**REQUEST**: Single out the lines of the material that contain "ylabel" and copy them.

**RAW RECORDS**:
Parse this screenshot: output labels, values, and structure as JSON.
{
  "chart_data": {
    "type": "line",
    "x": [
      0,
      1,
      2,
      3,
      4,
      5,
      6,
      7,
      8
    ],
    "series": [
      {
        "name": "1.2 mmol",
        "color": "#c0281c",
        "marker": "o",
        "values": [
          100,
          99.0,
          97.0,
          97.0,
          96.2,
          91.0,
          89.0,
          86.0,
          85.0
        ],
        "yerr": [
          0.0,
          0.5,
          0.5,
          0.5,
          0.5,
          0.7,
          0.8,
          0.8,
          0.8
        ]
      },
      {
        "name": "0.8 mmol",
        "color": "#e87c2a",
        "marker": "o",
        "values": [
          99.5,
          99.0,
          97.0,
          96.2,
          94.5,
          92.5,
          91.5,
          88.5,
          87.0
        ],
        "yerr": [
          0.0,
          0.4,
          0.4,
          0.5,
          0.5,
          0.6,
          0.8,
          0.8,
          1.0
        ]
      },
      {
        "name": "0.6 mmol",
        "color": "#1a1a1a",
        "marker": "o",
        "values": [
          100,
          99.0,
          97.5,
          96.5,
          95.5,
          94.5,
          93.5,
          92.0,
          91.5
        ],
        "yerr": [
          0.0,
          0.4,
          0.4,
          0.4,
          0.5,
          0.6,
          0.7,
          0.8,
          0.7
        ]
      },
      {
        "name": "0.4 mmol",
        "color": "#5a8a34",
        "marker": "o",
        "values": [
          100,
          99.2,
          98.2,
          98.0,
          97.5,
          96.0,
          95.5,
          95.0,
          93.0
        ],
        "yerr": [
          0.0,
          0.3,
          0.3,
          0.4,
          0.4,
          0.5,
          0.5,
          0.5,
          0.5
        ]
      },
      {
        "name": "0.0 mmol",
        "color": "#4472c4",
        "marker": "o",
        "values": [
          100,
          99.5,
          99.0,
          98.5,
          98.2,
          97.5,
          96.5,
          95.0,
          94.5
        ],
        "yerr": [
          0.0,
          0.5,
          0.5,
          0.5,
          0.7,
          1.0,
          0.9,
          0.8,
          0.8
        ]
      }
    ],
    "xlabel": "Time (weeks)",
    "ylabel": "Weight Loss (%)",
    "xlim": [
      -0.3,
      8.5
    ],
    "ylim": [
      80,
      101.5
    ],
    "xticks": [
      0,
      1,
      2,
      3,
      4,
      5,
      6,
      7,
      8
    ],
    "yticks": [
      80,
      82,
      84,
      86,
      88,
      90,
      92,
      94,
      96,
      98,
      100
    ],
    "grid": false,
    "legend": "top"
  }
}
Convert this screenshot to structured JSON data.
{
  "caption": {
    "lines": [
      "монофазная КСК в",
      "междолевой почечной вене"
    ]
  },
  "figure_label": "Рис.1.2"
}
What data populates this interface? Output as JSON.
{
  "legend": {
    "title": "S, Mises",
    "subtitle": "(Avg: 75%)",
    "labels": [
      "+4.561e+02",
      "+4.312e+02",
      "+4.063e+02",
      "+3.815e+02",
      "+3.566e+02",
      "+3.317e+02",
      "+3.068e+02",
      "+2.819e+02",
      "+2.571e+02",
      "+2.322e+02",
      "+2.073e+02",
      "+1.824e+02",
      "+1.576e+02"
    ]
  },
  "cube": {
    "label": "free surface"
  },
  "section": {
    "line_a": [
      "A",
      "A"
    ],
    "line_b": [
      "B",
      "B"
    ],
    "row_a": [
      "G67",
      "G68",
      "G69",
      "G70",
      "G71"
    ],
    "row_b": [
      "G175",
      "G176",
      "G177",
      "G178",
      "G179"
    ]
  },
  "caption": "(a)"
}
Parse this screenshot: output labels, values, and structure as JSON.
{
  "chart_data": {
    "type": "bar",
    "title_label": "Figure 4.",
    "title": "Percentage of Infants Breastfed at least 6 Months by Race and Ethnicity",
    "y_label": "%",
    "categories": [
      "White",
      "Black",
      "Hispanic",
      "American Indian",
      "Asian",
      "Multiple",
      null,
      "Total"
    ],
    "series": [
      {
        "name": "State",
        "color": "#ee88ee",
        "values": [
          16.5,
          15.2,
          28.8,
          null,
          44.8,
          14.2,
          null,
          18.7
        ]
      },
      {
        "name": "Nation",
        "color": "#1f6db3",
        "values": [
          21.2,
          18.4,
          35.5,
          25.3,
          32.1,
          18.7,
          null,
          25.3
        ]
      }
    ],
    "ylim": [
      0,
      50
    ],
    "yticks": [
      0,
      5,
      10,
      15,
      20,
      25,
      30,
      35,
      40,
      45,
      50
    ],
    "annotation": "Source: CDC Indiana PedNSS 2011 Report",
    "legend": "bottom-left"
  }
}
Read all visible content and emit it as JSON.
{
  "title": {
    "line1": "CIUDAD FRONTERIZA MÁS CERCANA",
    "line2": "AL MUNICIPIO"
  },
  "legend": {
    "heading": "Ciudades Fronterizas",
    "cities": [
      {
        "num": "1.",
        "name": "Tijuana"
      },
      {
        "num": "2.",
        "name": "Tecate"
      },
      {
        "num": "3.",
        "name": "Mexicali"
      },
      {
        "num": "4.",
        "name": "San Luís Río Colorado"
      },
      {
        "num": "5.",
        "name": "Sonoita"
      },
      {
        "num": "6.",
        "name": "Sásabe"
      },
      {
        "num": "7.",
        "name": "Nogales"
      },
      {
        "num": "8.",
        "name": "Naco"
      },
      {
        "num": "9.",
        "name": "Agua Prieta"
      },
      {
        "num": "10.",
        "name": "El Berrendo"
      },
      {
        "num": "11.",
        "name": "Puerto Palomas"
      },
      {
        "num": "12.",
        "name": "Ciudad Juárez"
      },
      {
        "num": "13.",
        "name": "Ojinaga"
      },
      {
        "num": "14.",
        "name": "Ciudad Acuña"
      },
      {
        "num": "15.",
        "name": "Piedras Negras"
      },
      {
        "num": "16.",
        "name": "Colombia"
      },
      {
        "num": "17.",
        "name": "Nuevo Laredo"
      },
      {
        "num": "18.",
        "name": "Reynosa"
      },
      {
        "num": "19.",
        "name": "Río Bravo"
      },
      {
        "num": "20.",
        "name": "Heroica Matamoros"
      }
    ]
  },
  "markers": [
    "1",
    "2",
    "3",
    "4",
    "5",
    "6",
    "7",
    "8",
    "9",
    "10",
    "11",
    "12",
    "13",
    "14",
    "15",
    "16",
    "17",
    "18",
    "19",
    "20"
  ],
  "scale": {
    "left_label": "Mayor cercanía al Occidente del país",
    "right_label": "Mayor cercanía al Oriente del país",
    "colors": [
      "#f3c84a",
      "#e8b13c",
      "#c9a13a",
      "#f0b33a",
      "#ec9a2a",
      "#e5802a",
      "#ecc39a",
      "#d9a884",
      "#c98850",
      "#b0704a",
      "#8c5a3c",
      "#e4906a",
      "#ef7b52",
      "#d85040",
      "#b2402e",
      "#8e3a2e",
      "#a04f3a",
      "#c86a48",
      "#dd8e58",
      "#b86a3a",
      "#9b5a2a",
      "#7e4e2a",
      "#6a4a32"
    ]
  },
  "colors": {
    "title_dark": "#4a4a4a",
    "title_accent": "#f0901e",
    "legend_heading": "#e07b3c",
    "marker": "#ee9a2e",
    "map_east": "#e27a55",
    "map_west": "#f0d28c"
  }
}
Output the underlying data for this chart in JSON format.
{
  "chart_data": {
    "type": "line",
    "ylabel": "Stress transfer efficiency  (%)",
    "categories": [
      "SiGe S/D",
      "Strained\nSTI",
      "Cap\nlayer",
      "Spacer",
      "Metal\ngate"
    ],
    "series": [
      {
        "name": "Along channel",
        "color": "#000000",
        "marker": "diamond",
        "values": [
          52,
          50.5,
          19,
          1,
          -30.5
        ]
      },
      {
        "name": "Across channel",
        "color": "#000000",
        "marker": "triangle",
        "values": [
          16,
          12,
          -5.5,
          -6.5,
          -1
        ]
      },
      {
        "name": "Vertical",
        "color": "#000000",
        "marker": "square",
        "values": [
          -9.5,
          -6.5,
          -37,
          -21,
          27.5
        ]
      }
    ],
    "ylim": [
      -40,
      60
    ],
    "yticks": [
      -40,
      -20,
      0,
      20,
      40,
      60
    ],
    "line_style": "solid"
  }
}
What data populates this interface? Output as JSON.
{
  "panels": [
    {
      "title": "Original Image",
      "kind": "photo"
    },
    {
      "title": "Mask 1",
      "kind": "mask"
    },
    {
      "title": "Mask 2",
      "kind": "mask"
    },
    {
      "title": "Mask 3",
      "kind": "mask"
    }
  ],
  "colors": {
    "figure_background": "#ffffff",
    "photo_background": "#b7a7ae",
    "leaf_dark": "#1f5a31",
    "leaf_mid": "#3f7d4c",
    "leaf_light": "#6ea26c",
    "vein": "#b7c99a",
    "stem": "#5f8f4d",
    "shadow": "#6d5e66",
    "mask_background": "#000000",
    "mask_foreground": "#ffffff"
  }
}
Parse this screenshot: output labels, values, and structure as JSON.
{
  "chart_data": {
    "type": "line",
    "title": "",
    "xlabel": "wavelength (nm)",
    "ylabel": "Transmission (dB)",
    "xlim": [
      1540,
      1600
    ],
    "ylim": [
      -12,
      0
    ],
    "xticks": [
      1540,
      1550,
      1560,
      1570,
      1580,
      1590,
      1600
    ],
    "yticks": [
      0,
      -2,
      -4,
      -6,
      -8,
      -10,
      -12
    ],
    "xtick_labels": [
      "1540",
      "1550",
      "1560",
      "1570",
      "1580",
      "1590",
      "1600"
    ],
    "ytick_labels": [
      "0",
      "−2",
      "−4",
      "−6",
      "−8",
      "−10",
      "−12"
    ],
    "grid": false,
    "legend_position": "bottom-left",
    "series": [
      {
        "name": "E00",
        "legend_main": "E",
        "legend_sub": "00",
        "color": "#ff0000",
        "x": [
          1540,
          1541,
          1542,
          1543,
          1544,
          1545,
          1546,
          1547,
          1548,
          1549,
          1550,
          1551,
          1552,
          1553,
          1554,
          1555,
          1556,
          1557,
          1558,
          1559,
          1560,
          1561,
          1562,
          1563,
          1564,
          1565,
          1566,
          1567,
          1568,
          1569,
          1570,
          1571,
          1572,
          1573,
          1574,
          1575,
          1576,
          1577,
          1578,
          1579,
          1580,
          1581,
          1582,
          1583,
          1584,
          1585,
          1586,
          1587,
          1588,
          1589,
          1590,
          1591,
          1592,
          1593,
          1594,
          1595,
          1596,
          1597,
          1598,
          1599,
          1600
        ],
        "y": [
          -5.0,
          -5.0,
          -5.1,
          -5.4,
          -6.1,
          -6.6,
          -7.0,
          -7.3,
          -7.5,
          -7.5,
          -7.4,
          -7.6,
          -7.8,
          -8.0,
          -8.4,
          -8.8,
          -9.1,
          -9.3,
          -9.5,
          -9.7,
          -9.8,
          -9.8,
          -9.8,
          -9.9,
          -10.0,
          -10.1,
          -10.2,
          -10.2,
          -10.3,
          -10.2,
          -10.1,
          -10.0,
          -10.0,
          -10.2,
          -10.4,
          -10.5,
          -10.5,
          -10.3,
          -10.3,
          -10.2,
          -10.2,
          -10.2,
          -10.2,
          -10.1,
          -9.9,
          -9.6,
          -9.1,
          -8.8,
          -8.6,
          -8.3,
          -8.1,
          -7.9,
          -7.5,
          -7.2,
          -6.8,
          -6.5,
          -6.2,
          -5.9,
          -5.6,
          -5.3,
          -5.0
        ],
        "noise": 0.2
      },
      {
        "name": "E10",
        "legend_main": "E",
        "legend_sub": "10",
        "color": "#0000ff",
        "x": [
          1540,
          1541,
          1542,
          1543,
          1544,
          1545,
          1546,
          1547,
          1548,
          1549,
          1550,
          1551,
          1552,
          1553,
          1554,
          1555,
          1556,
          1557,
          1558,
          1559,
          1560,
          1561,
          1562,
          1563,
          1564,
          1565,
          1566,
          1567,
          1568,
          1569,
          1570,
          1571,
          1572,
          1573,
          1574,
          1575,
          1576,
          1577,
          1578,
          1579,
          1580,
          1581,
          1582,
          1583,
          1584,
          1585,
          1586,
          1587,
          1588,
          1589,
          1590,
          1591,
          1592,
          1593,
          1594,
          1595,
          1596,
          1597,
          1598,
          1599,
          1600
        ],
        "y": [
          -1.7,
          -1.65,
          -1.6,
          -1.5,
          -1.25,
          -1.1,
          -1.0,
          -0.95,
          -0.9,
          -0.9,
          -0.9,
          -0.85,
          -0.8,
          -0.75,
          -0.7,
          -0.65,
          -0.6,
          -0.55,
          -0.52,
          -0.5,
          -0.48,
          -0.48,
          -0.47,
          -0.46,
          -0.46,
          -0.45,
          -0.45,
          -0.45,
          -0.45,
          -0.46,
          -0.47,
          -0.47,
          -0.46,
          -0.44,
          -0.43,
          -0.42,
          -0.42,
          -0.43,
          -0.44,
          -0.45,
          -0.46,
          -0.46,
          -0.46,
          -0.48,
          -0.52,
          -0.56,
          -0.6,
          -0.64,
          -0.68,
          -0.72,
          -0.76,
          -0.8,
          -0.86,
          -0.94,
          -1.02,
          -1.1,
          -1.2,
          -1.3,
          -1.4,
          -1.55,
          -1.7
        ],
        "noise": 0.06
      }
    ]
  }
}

**REPLY**:
    "ylabel": "Weight Loss (%)",
    "ylabel": "Stress transfer efficiency  (%)",
    "ylabel": "Transmission (dB)",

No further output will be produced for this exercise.